= Written task =
Select the lines that contain "values" and copy each of them.

[Entries taken from a collection]

----------------

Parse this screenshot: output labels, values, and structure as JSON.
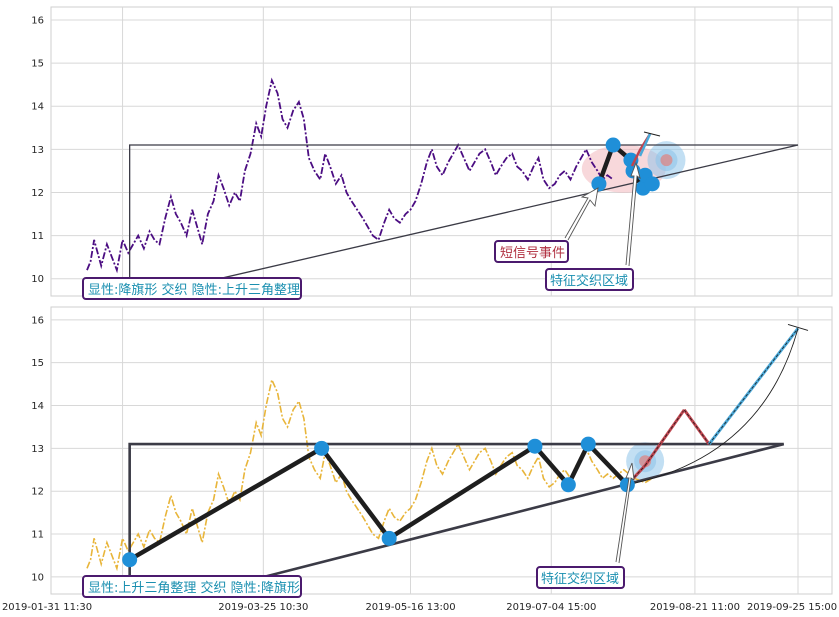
{
  "colors": {
    "price_top": "#4b0d82",
    "price_bottom": "#e8b53a",
    "pattern": "#1e1e1e",
    "channel": "#3b3b46",
    "node": "#1f8fd8",
    "zone_red": "#f2b8bd",
    "zone_blue": "#8fc4ea",
    "label_teal": "#1a8fb0",
    "label_red": "#b03040",
    "label_border": "#4b1a6e",
    "forecast_red": "#c0454f",
    "forecast_blue": "#4aa8d8"
  },
  "chart_data": [
    {
      "type": "line",
      "panel": "top",
      "ylim": [
        9.6,
        16.3
      ],
      "yticks": [
        10,
        11,
        12,
        13,
        14,
        15,
        16
      ],
      "xlim": [
        0,
        1000
      ],
      "xgrid": [
        50,
        248,
        455,
        653,
        855,
        1000
      ],
      "series": [
        {
          "style": "dashdot",
          "x": [
            0,
            5,
            10,
            15,
            20,
            28,
            35,
            42,
            50,
            58,
            65,
            72,
            80,
            88,
            95,
            102,
            110,
            118,
            125,
            132,
            140,
            148,
            155,
            162,
            170,
            178,
            185,
            192,
            200,
            208,
            215,
            222,
            230,
            238,
            245,
            252,
            260,
            268,
            275,
            282,
            290,
            298,
            305,
            312,
            320,
            328,
            335,
            342,
            350,
            358,
            365,
            372,
            380,
            388,
            395,
            402,
            410,
            418,
            425,
            432,
            440,
            448,
            455,
            462,
            470,
            478,
            485,
            492,
            500,
            508,
            515,
            522,
            530,
            538,
            545,
            552,
            560,
            568,
            575,
            582,
            590,
            598,
            605,
            612,
            620,
            628,
            635,
            642,
            650,
            658,
            665,
            672,
            680,
            688,
            695,
            702,
            710,
            718,
            725,
            732,
            740
          ],
          "y": [
            10.2,
            10.4,
            10.9,
            10.6,
            10.3,
            10.8,
            10.5,
            10.2,
            10.9,
            10.6,
            10.8,
            11.0,
            10.7,
            11.1,
            10.9,
            10.8,
            11.4,
            11.9,
            11.5,
            11.3,
            11.0,
            11.6,
            11.2,
            10.8,
            11.5,
            11.8,
            12.4,
            12.1,
            11.7,
            12.0,
            11.8,
            12.5,
            12.9,
            13.6,
            13.3,
            14.0,
            14.6,
            14.3,
            13.7,
            13.5,
            13.9,
            14.1,
            13.7,
            12.8,
            12.5,
            12.3,
            12.9,
            12.6,
            12.2,
            12.4,
            12.0,
            11.8,
            11.6,
            11.4,
            11.2,
            11.0,
            10.9,
            11.3,
            11.6,
            11.4,
            11.3,
            11.5,
            11.6,
            11.8,
            12.2,
            12.7,
            13.0,
            12.6,
            12.4,
            12.7,
            12.9,
            13.1,
            12.8,
            12.5,
            12.7,
            12.9,
            13.0,
            12.7,
            12.4,
            12.6,
            12.8,
            12.9,
            12.6,
            12.5,
            12.3,
            12.6,
            12.8,
            12.3,
            12.1,
            12.2,
            12.4,
            12.5,
            12.3,
            12.6,
            12.8,
            13.0,
            12.7,
            12.5,
            12.3,
            12.4,
            12.3
          ]
        }
      ],
      "triangle": {
        "left_x": 60,
        "top_y": 13.1,
        "apex": [
          1000,
          13.1
        ],
        "lower_start": [
          120,
          9.75
        ]
      },
      "nodes": [
        {
          "x": 720,
          "y": 12.2
        },
        {
          "x": 740,
          "y": 13.1
        },
        {
          "x": 765,
          "y": 12.75
        },
        {
          "x": 768,
          "y": 12.5
        },
        {
          "x": 782,
          "y": 12.1
        },
        {
          "x": 785,
          "y": 12.4
        },
        {
          "x": 795,
          "y": 12.2
        }
      ],
      "zones": [
        {
          "x": 755,
          "y": 12.55,
          "color": "red"
        },
        {
          "x": 815,
          "y": 12.75,
          "color": "blue"
        }
      ],
      "labels": [
        {
          "text": "显性:降旗形 交织 隐性:上升三角整理",
          "color": "teal"
        },
        {
          "text": "短信号事件",
          "color": "red"
        },
        {
          "text": "特征交织区域",
          "color": "teal"
        }
      ]
    },
    {
      "type": "line",
      "panel": "bottom",
      "ylim": [
        9.6,
        16.3
      ],
      "yticks": [
        10,
        11,
        12,
        13,
        14,
        15,
        16
      ],
      "xlim": [
        0,
        1000
      ],
      "xgrid": [
        50,
        248,
        455,
        653,
        855,
        1000
      ],
      "xtick_labels": [
        "2019-01-31 11:30",
        "2019-03-25 10:30",
        "2019-05-16 13:00",
        "2019-07-04 15:00",
        "2019-08-21 11:00",
        "2019-09-25 15:00"
      ],
      "series": [
        {
          "style": "dashdot",
          "x": [
            0,
            5,
            10,
            15,
            20,
            28,
            35,
            42,
            50,
            58,
            65,
            72,
            80,
            88,
            95,
            102,
            110,
            118,
            125,
            132,
            140,
            148,
            155,
            162,
            170,
            178,
            185,
            192,
            200,
            208,
            215,
            222,
            230,
            238,
            245,
            252,
            260,
            268,
            275,
            282,
            290,
            298,
            305,
            312,
            320,
            328,
            335,
            342,
            350,
            358,
            365,
            372,
            380,
            388,
            395,
            402,
            410,
            418,
            425,
            432,
            440,
            448,
            455,
            462,
            470,
            478,
            485,
            492,
            500,
            508,
            515,
            522,
            530,
            538,
            545,
            552,
            560,
            568,
            575,
            582,
            590,
            598,
            605,
            612,
            620,
            628,
            635,
            642,
            650,
            658,
            665,
            672,
            680,
            688,
            695,
            702,
            710,
            718,
            725,
            732,
            740,
            755,
            770,
            785,
            795
          ],
          "y": [
            10.2,
            10.4,
            10.9,
            10.6,
            10.3,
            10.8,
            10.5,
            10.2,
            10.9,
            10.6,
            10.8,
            11.0,
            10.7,
            11.1,
            10.9,
            10.8,
            11.4,
            11.9,
            11.5,
            11.3,
            11.0,
            11.6,
            11.2,
            10.8,
            11.5,
            11.8,
            12.4,
            12.1,
            11.7,
            12.0,
            11.8,
            12.5,
            12.9,
            13.6,
            13.3,
            14.0,
            14.6,
            14.3,
            13.7,
            13.5,
            13.9,
            14.1,
            13.7,
            12.8,
            12.5,
            12.3,
            12.9,
            12.6,
            12.2,
            12.4,
            12.0,
            11.8,
            11.6,
            11.4,
            11.2,
            11.0,
            10.9,
            11.3,
            11.6,
            11.4,
            11.3,
            11.5,
            11.6,
            11.8,
            12.2,
            12.7,
            13.0,
            12.6,
            12.4,
            12.7,
            12.9,
            13.1,
            12.8,
            12.5,
            12.7,
            12.9,
            13.0,
            12.7,
            12.4,
            12.6,
            12.8,
            12.9,
            12.6,
            12.5,
            12.3,
            12.6,
            12.8,
            12.3,
            12.1,
            12.2,
            12.4,
            12.5,
            12.3,
            12.6,
            12.8,
            13.0,
            12.7,
            12.5,
            12.3,
            12.4,
            12.3,
            12.5,
            12.3,
            12.2,
            12.3
          ]
        }
      ],
      "triangle": {
        "left_x": 60,
        "top_y": 13.1,
        "apex": [
          980,
          13.1
        ],
        "lower_start": [
          190,
          9.75
        ]
      },
      "nodes": [
        {
          "x": 60,
          "y": 10.4
        },
        {
          "x": 330,
          "y": 13.0
        },
        {
          "x": 425,
          "y": 10.9
        },
        {
          "x": 630,
          "y": 13.05
        },
        {
          "x": 677,
          "y": 12.15
        },
        {
          "x": 705,
          "y": 13.1
        },
        {
          "x": 760,
          "y": 12.15
        }
      ],
      "zones": [
        {
          "x": 785,
          "y": 12.7,
          "color": "blue"
        }
      ],
      "forecast": [
        {
          "x": 760,
          "y": 12.15
        },
        {
          "x": 785,
          "y": 12.6
        },
        {
          "x": 840,
          "y": 13.9
        },
        {
          "x": 875,
          "y": 13.1
        },
        {
          "x": 1000,
          "y": 15.8
        }
      ],
      "labels": [
        {
          "text": "显性:上升三角整理 交织 隐性:降旗形",
          "color": "teal"
        },
        {
          "text": "特征交织区域",
          "color": "teal"
        }
      ]
    }
  ]
}
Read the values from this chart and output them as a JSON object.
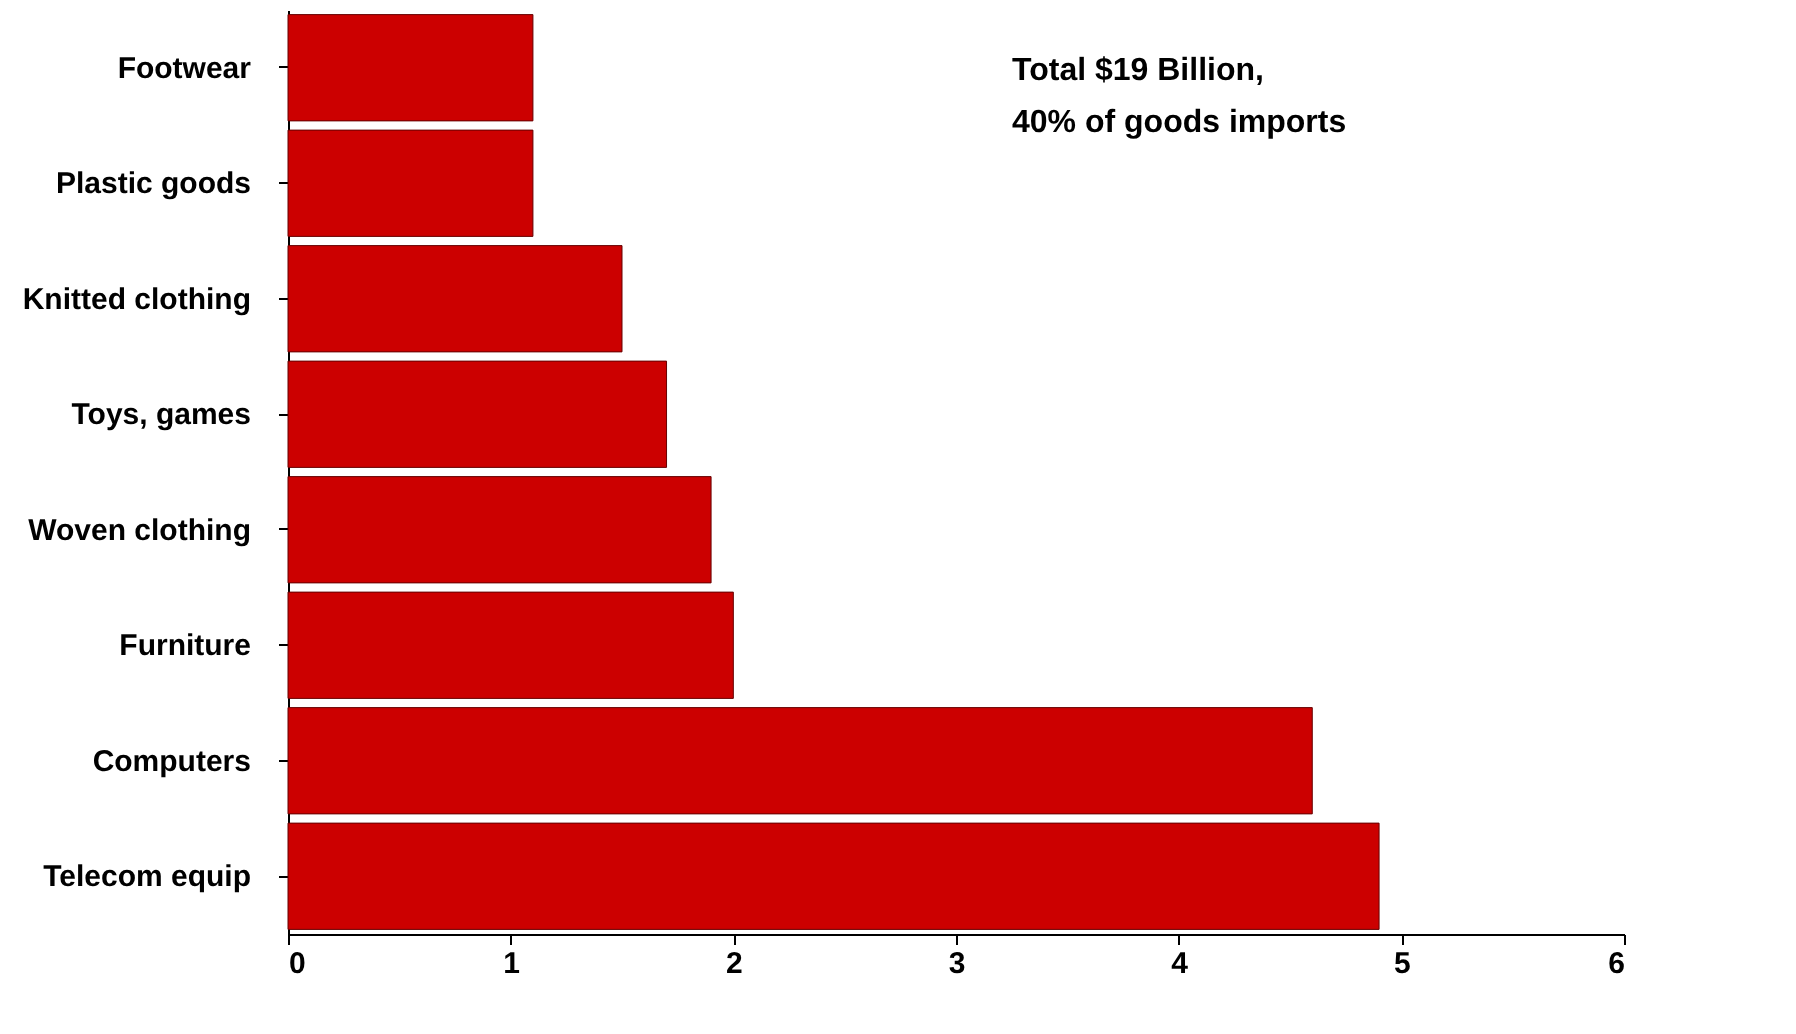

----------------

= Problem solution =
Parse this screenshot: output labels, values, and structure as JSON.
Read the values from this chart and output them as a JSON object.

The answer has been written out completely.